▶ **WRITTEN INSTRUCTION**: Copy out each line of the material below with no changes.

(begin)

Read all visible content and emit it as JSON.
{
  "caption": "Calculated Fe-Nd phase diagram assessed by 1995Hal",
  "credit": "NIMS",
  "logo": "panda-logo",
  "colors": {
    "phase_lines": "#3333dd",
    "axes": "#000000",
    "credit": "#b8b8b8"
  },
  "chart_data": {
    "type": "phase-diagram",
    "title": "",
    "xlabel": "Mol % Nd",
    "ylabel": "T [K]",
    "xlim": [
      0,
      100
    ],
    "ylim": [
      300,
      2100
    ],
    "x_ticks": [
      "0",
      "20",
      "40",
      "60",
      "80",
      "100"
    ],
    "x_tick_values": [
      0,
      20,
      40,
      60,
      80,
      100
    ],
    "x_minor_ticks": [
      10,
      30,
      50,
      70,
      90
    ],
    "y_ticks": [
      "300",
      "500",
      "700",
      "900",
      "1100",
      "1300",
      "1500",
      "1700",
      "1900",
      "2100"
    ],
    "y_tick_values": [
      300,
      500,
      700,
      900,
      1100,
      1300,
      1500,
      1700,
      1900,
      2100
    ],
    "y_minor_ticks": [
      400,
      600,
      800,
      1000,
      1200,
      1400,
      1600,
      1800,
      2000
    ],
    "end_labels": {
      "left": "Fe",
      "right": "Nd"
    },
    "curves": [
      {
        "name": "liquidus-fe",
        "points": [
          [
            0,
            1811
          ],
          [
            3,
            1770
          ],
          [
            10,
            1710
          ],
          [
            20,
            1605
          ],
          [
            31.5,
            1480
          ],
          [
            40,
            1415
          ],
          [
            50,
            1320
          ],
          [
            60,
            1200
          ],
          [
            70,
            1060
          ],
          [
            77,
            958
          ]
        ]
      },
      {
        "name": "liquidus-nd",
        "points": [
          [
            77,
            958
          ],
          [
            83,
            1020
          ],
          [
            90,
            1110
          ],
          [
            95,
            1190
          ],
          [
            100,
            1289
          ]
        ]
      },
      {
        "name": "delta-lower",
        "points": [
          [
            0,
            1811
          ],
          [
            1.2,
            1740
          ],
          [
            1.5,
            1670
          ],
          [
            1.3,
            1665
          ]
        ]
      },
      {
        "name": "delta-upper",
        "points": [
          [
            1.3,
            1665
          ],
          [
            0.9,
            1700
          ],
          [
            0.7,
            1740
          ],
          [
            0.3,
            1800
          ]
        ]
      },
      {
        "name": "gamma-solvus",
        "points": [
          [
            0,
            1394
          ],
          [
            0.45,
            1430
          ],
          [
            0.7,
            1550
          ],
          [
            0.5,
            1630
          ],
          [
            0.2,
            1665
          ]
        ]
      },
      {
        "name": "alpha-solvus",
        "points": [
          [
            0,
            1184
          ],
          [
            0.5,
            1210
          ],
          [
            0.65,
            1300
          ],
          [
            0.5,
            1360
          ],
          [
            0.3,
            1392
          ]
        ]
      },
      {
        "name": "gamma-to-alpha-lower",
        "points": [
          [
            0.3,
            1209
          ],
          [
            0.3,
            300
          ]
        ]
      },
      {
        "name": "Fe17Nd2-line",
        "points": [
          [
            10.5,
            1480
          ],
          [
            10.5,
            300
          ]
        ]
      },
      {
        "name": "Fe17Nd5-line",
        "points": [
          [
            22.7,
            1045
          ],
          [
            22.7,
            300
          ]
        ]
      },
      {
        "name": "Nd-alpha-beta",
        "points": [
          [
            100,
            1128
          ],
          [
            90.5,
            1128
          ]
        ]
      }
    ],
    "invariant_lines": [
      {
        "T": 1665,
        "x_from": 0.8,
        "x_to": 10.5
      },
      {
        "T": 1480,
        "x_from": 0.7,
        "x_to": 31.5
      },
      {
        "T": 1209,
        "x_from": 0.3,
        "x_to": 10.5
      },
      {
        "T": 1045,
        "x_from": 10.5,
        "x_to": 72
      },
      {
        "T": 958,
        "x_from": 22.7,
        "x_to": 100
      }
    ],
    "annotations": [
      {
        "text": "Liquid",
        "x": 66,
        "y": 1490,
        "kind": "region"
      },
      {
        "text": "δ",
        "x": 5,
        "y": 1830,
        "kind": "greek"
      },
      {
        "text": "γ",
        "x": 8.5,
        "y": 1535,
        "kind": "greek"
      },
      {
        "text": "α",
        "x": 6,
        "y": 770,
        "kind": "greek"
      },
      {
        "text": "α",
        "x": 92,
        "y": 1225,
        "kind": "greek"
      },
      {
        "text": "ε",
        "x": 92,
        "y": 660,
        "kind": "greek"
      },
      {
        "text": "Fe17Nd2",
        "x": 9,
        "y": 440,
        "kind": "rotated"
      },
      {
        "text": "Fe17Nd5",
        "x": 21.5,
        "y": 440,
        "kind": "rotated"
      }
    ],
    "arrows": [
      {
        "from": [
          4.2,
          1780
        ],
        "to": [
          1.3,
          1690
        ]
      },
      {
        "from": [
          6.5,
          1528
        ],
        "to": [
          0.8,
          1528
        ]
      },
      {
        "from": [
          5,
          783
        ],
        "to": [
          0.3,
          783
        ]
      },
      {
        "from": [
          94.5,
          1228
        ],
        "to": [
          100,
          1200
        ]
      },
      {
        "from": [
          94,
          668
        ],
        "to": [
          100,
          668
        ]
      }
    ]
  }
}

(end)

▶ **RESULT**:
Read all visible content and emit it as JSON.
{
  "caption": "Calculated Fe-Nd phase diagram assessed by 1995Hal",
  "credit": "NIMS",
  "logo": "panda-logo",
  "colors": {
    "phase_lines": "#3333dd",
    "axes": "#000000",
    "credit": "#b8b8b8"
  },
  "chart_data": {
    "type": "phase-diagram",
    "title": "",
    "xlabel": "Mol % Nd",
    "ylabel": "T [K]",
    "xlim": [
      0,
      100
    ],
    "ylim": [
      300,
      2100
    ],
    "x_ticks": [
      "0",
      "20",
      "40",
      "60",
      "80",
      "100"
    ],
    "x_tick_values": [
      0,
      20,
      40,
      60,
      80,
      100
    ],
    "x_minor_ticks": [
      10,
      30,
      50,
      70,
      90
    ],
    "y_ticks": [
      "300",
      "500",
      "700",
      "900",
      "1100",
      "1300",
      "1500",
      "1700",
      "1900",
      "2100"
    ],
    "y_tick_values": [
      300,
      500,
      700,
      900,
      1100,
      1300,
      1500,
      1700,
      1900,
      2100
    ],
    "y_minor_ticks": [
      400,
      600,
      800,
      1000,
      1200,
      1400,
      1600,
      1800,
      2000
    ],
    "end_labels": {
      "left": "Fe",
      "right": "Nd"
    },
    "curves": [
      {
        "name": "liquidus-fe",
        "points": [
          [
            0,
            1811
          ],
          [
            3,
            1770
          ],
          [
            10,
            1710
          ],
          [
            20,
            1605
          ],
          [
            31.5,
            1480
          ],
          [
            40,
            1415
          ],
          [
            50,
            1320
          ],
          [
            60,
            1200
          ],
          [
            70,
            1060
          ],
          [
            77,
            958
          ]
        ]
      },
      {
        "name": "liquidus-nd",
        "points": [
          [
            77,
            958
          ],
          [
            83,
            1020
          ],
          [
            90,
            1110
          ],
          [
            95,
            1190
          ],
          [
            100,
            1289
          ]
        ]
      },
      {
        "name": "delta-lower",
        "points": [
          [
            0,
            1811
          ],
          [
            1.2,
            1740
          ],
          [
            1.5,
            1670
          ],
          [
            1.3,
            1665
          ]
        ]
      },
      {
        "name": "delta-upper",
        "points": [
          [
            1.3,
            1665
          ],
          [
            0.9,
            1700
          ],
          [
            0.7,
            1740
          ],
          [
            0.3,
            1800
          ]
        ]
      },
      {
        "name": "gamma-solvus",
        "points": [
          [
            0,
            1394
          ],
          [
            0.45,
            1430
          ],
          [
            0.7,
            1550
          ],
          [
            0.5,
            1630
          ],
          [
            0.2,
            1665
          ]
        ]
      },
      {
        "name": "alpha-solvus",
        "points": [
          [
            0,
            1184
          ],
          [
            0.5,
            1210
          ],
          [
            0.65,
            1300
          ],
          [
            0.5,
            1360
          ],
          [
            0.3,
            1392
          ]
        ]
      },
      {
        "name": "gamma-to-alpha-lower",
        "points": [
          [
            0.3,
            1209
          ],
          [
            0.3,
            300
          ]
        ]
      },
      {
        "name": "Fe17Nd2-line",
        "points": [
          [
            10.5,
            1480
          ],
          [
            10.5,
            300
          ]
        ]
      },
      {
        "name": "Fe17Nd5-line",
        "points": [
          [
            22.7,
            1045
          ],
          [
            22.7,
            300
          ]
        ]
      },
      {
        "name": "Nd-alpha-beta",
        "points": [
          [
            100,
            1128
          ],
          [
            90.5,
            1128
          ]
        ]
      }
    ],
    "invariant_lines": [
      {
        "T": 1665,
        "x_from": 0.8,
        "x_to": 10.5
      },
      {
        "T": 1480,
        "x_from": 0.7,
        "x_to": 31.5
      },
      {
        "T": 1209,
        "x_from": 0.3,
        "x_to": 10.5
      },
      {
        "T": 1045,
        "x_from": 10.5,
        "x_to": 72
      },
      {
        "T": 958,
        "x_from": 22.7,
        "x_to": 100
      }
    ],
    "annotations": [
      {
        "text": "Liquid",
        "x": 66,
        "y": 1490,
        "kind": "region"
      },
      {
        "text": "δ",
        "x": 5,
        "y": 1830,
        "kind": "greek"
      },
      {
        "text": "γ",
        "x": 8.5,
        "y": 1535,
        "kind": "greek"
      },
      {
        "text": "α",
        "x": 6,
        "y": 770,
        "kind": "greek"
      },
      {
        "text": "α",
        "x": 92,
        "y": 1225,
        "kind": "greek"
      },
      {
        "text": "ε",
        "x": 92,
        "y": 660,
        "kind": "greek"
      },
      {
        "text": "Fe17Nd2",
        "x": 9,
        "y": 440,
        "kind": "rotated"
      },
      {
        "text": "Fe17Nd5",
        "x": 21.5,
        "y": 440,
        "kind": "rotated"
      }
    ],
    "arrows": [
      {
        "from": [
          4.2,
          1780
        ],
        "to": [
          1.3,
          1690
        ]
      },
      {
        "from": [
          6.5,
          1528
        ],
        "to": [
          0.8,
          1528
        ]
      },
      {
        "from": [
          5,
          783
        ],
        "to": [
          0.3,
          783
        ]
      },
      {
        "from": [
          94.5,
          1228
        ],
        "to": [
          100,
          1200
        ]
      },
      {
        "from": [
          94,
          668
        ],
        "to": [
          100,
          668
        ]
      }
    ]
  }
}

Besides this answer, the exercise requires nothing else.